*EXERCISE REQUIREMENTS*:
Repeat the material in full. Keep every line exactly as it is.

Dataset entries
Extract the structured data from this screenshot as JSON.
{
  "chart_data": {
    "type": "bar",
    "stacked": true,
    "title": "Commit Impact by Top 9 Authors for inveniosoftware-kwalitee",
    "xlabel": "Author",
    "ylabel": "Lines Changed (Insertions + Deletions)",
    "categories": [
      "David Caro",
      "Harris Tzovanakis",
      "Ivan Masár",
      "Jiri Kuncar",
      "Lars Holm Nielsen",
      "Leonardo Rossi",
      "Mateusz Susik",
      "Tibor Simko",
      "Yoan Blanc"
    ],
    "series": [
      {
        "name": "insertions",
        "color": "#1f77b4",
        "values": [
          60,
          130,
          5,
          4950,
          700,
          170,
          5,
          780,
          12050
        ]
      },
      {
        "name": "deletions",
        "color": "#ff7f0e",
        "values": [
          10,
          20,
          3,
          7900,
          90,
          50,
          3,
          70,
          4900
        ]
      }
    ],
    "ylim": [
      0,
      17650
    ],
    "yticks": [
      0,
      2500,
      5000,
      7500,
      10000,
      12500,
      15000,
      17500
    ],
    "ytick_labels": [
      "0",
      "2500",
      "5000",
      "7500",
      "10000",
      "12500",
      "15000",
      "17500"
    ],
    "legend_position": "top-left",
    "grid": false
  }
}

*SOLUTION TO THE PROBLEM*:
Extract the structured data from this screenshot as JSON.
{
  "chart_data": {
    "type": "bar",
    "stacked": true,
    "title": "Commit Impact by Top 9 Authors for inveniosoftware-kwalitee",
    "xlabel": "Author",
    "ylabel": "Lines Changed (Insertions + Deletions)",
    "categories": [
      "David Caro",
      "Harris Tzovanakis",
      "Ivan Masár",
      "Jiri Kuncar",
      "Lars Holm Nielsen",
      "Leonardo Rossi",
      "Mateusz Susik",
      "Tibor Simko",
      "Yoan Blanc"
    ],
    "series": [
      {
        "name": "insertions",
        "color": "#1f77b4",
        "values": [
          60,
          130,
          5,
          4950,
          700,
          170,
          5,
          780,
          12050
        ]
      },
      {
        "name": "deletions",
        "color": "#ff7f0e",
        "values": [
          10,
          20,
          3,
          7900,
          90,
          50,
          3,
          70,
          4900
        ]
      }
    ],
    "ylim": [
      0,
      17650
    ],
    "yticks": [
      0,
      2500,
      5000,
      7500,
      10000,
      12500,
      15000,
      17500
    ],
    "ytick_labels": [
      "0",
      "2500",
      "5000",
      "7500",
      "10000",
      "12500",
      "15000",
      "17500"
    ],
    "legend_position": "top-left",
    "grid": false
  }
}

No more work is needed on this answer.